▶ **Challenge**
Please transcribe the records precisely; pictures stay out of your copy.

== == ==

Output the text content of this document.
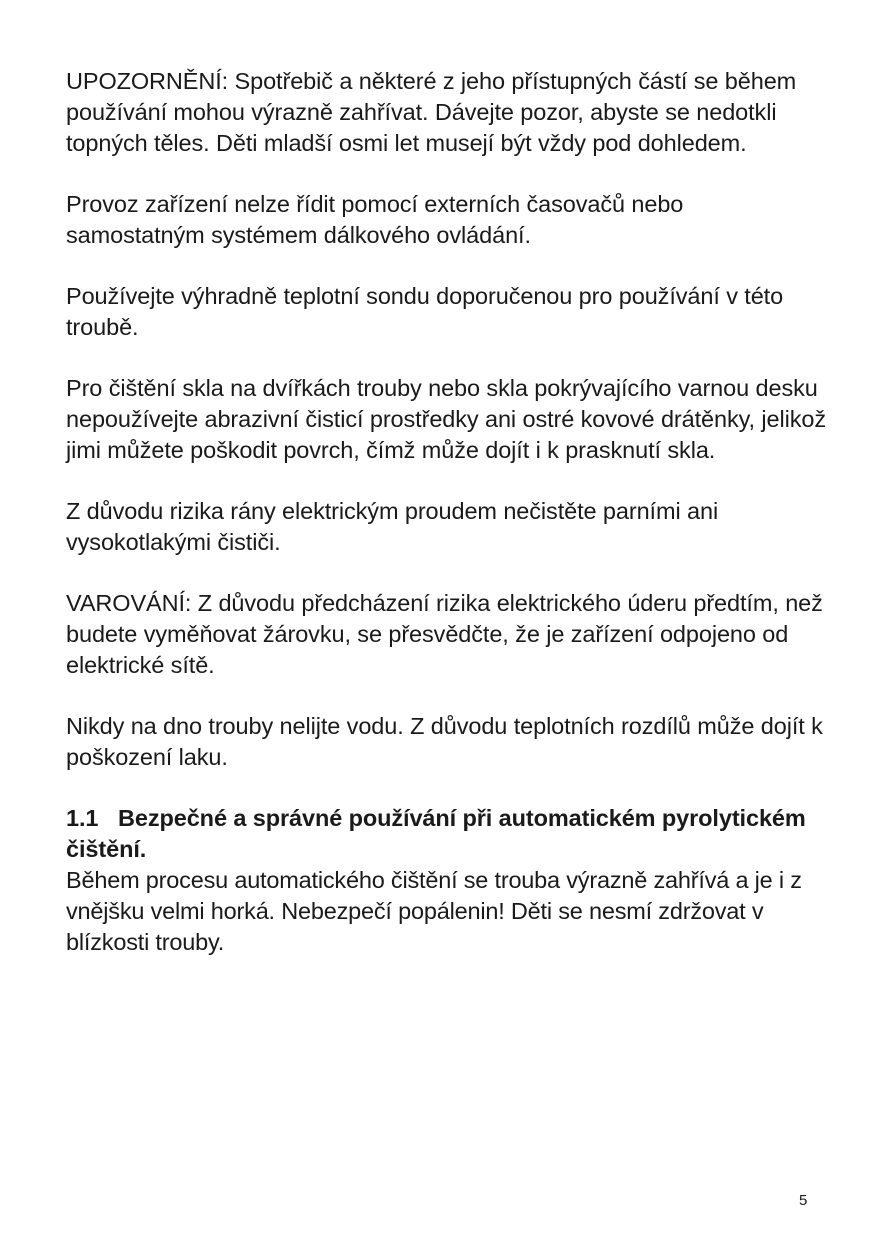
UPOZORNĚNÍ: Spotřebič a některé z jeho přístupných částí se během používání mohou výrazně zahřívat. Dávejte pozor, abyste se nedotkli topných těles. Děti mladší osmi let musejí být vždy pod dohledem.

Provoz zařízení nelze řídit pomocí externích časovačů nebo samostatným systémem dálkového ovládání.

Používejte výhradně teplotní sondu doporučenou pro používání v této troubě.

Pro čištění skla na dvířkách trouby nebo skla pokrývajícího varnou desku nepoužívejte abrazivní čisticí prostředky ani ostré kovové drátěnky, jelikož jimi můžete poškodit povrch, čímž může dojít i k prasknutí skla.

Z důvodu rizika rány elektrickým proudem nečistěte parními ani vysokotlakými čističi.

VAROVÁNÍ: Z důvodu předcházení rizika elektrického úderu předtím, než budete vyměňovat žárovku, se přesvědčte, že je zařízení odpojeno od elektrické sítě.

Nikdy na dno trouby nelijte vodu. Z důvodu teplotních rozdílů může dojít k poškození laku.

1.1 Bezpečné a správné používání při automatickém pyrolytickém čištění.

Během procesu automatického čištění se trouba výrazně zahřívá a je i z vnějšku velmi horká. Nebezpečí popálenin! Děti se nesmí zdržovat v blízkosti trouby.

5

== == ==

▶ **Reply**
Output the text content of this document.
UPOZORNĚNÍ: Spotřebič a některé z jeho přístupných částí se během používání mohou výrazně zahřívat. Dávejte pozor, abyste se nedotkli topných těles. Děti mladší osmi let musejí být vždy pod dohledem.

Provoz zařízení nelze řídit pomocí externích časovačů nebo samostatným systémem dálkového ovládání.

Používejte výhradně teplotní sondu doporučenou pro používání v této troubě.

Pro čištění skla na dvířkách trouby nebo skla pokrývajícího varnou desku nepoužívejte abrazivní čisticí prostředky ani ostré kovové drátěnky, jelikož jimi můžete poškodit povrch, čímž může dojít i k prasknutí skla.

Z důvodu rizika rány elektrickým proudem nečistěte parními ani vysokotlakými čističi.

VAROVÁNÍ: Z důvodu předcházení rizika elektrického úderu předtím, než budete vyměňovat žárovku, se přesvědčte, že je zařízení odpojeno od elektrické sítě.

Nikdy na dno trouby nelijte vodu. Z důvodu teplotních rozdílů může dojít k poškození laku.

1.1 Bezpečné a správné používání při automatickém pyrolytickém čištění.

Během procesu automatického čištění se trouba výrazně zahřívá a je i z vnějšku velmi horká. Nebezpečí popálenin! Děti se nesmí zdržovat v blízkosti trouby.

5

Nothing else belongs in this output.